Record excerpts:
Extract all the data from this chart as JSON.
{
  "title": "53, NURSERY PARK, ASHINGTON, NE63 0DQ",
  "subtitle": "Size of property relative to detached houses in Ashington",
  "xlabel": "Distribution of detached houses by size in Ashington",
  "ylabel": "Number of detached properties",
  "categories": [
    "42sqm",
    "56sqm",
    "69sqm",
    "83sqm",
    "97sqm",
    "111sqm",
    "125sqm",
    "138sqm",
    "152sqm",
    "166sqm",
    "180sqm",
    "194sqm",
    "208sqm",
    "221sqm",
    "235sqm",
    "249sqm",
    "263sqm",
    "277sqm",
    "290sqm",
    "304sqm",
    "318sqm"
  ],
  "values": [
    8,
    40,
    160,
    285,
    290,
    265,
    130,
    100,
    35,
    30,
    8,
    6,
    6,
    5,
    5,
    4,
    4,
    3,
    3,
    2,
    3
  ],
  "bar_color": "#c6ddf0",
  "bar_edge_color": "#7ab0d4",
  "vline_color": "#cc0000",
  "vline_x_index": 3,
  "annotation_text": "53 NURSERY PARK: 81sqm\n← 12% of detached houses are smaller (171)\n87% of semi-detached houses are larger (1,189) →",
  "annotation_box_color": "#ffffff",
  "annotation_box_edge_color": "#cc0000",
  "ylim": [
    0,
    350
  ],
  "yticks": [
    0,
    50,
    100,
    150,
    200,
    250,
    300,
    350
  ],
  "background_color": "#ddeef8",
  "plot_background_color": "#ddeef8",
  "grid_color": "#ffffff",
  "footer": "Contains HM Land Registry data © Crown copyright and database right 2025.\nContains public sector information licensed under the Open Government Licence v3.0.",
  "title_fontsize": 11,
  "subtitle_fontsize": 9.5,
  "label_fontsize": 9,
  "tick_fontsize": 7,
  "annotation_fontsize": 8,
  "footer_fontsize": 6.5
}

Task requirements:
Find the lines containing "houses" and list every one of them.

Answer to this task:
  "subtitle": "Size of property relative to detached houses in Ashington",
  "xlabel": "Distribution of detached houses by size in Ashington",
  "annotation_text": "53 NURSERY PARK: 81sqm\n← 12% of detached houses are smaller (171)\n87% of semi-detached houses are larger (1,189) →",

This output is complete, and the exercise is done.